EXERCISE AIM:
Return every line of the data below that includes the string "color".

++++++++

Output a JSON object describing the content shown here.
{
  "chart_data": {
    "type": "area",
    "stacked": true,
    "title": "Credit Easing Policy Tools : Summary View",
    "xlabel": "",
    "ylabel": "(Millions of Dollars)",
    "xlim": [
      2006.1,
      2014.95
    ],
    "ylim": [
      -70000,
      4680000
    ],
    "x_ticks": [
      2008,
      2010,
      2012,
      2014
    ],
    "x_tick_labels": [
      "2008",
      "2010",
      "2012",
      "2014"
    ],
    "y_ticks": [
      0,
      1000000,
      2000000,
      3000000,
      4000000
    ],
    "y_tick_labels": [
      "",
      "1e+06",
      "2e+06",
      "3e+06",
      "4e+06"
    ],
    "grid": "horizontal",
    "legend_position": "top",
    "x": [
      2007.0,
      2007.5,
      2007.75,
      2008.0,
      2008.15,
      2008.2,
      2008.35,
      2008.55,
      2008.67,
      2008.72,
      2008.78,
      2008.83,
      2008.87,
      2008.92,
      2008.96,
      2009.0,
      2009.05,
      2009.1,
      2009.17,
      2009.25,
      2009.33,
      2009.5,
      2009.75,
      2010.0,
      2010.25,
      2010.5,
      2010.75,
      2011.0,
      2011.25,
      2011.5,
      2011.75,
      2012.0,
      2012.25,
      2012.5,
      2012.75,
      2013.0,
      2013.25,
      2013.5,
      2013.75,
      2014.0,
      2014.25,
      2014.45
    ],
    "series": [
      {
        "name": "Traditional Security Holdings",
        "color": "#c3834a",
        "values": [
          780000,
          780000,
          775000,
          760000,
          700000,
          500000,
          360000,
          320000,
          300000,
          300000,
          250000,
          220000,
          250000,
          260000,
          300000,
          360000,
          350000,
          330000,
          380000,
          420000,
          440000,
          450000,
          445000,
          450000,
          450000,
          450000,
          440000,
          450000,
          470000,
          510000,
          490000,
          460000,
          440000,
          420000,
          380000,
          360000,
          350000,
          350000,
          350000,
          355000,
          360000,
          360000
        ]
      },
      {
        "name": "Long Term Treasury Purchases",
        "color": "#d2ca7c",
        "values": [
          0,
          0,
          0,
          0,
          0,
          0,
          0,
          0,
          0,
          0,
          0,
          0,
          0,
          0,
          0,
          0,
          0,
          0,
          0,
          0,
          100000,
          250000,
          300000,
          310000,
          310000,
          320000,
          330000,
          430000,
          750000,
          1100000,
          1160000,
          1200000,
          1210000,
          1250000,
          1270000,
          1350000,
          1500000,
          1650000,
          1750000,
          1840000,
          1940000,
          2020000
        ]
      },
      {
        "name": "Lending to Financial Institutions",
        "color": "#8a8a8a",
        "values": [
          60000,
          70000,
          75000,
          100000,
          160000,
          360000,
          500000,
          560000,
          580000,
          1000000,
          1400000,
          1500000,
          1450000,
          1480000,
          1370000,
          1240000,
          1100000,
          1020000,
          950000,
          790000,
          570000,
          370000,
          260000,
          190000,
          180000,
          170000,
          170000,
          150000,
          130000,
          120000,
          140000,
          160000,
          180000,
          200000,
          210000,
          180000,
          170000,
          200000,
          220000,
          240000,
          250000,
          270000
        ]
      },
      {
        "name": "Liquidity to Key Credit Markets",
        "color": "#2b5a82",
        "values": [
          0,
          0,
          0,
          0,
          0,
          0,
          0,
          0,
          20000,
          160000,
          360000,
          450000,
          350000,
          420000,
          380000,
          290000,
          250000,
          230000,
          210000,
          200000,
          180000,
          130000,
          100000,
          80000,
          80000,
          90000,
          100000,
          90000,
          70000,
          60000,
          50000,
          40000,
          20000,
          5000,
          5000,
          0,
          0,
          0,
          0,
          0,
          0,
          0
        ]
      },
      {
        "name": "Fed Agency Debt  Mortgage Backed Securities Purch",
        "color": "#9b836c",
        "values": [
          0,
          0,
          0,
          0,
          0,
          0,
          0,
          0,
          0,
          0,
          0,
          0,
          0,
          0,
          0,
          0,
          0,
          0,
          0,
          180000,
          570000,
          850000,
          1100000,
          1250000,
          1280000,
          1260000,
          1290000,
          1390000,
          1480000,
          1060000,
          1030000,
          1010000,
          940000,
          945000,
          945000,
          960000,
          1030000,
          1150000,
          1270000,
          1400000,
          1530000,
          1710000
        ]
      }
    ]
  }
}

++++++++

TASK SOLUTION:
        "color": "#c3834a",
        "color": "#d2ca7c",
        "color": "#8a8a8a",
        "color": "#2b5a82",
        "color": "#9b836c",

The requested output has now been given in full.